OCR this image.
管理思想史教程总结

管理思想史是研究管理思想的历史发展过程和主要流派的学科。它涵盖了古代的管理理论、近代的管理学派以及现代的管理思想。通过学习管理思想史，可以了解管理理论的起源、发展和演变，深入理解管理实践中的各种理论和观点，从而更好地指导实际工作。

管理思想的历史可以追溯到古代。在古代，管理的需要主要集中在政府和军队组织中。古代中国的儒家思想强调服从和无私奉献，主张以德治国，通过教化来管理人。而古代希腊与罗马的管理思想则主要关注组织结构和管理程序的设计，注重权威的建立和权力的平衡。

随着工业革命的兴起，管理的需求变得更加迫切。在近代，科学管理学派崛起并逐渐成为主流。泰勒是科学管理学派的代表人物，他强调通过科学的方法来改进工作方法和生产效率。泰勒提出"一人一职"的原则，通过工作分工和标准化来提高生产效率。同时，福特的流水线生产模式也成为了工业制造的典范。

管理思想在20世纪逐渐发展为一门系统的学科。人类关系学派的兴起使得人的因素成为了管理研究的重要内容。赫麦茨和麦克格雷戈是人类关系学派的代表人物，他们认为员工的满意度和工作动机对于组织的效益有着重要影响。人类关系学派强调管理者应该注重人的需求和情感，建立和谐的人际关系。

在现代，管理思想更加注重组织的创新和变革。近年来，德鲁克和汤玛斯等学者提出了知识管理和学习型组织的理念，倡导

▸ **BRIEF**: Above are the records; copy all of them exactly.

▸ **WRITTEN RESPONSE**:
OCR this image.
管理思想史教程总结

管理思想史是研究管理思想的历史发展过程和主要流派的学科。它涵盖了古代的管理理论、近代的管理学派以及现代的管理思想。通过学习管理思想史，可以了解管理理论的起源、发展和演变，深入理解管理实践中的各种理论和观点，从而更好地指导实际工作。

管理思想的历史可以追溯到古代。在古代，管理的需要主要集中在政府和军队组织中。古代中国的儒家思想强调服从和无私奉献，主张以德治国，通过教化来管理人。而古代希腊与罗马的管理思想则主要关注组织结构和管理程序的设计，注重权威的建立和权力的平衡。

随着工业革命的兴起，管理的需求变得更加迫切。在近代，科学管理学派崛起并逐渐成为主流。泰勒是科学管理学派的代表人物，他强调通过科学的方法来改进工作方法和生产效率。泰勒提出"一人一职"的原则，通过工作分工和标准化来提高生产效率。同时，福特的流水线生产模式也成为了工业制造的典范。

管理思想在20世纪逐渐发展为一门系统的学科。人类关系学派的兴起使得人的因素成为了管理研究的重要内容。赫麦茨和麦克格雷戈是人类关系学派的代表人物，他们认为员工的满意度和工作动机对于组织的效益有着重要影响。人类关系学派强调管理者应该注重人的需求和情感，建立和谐的人际关系。

在现代，管理思想更加注重组织的创新和变革。近年来，德鲁克和汤玛斯等学者提出了知识管理和学习型组织的理念，倡导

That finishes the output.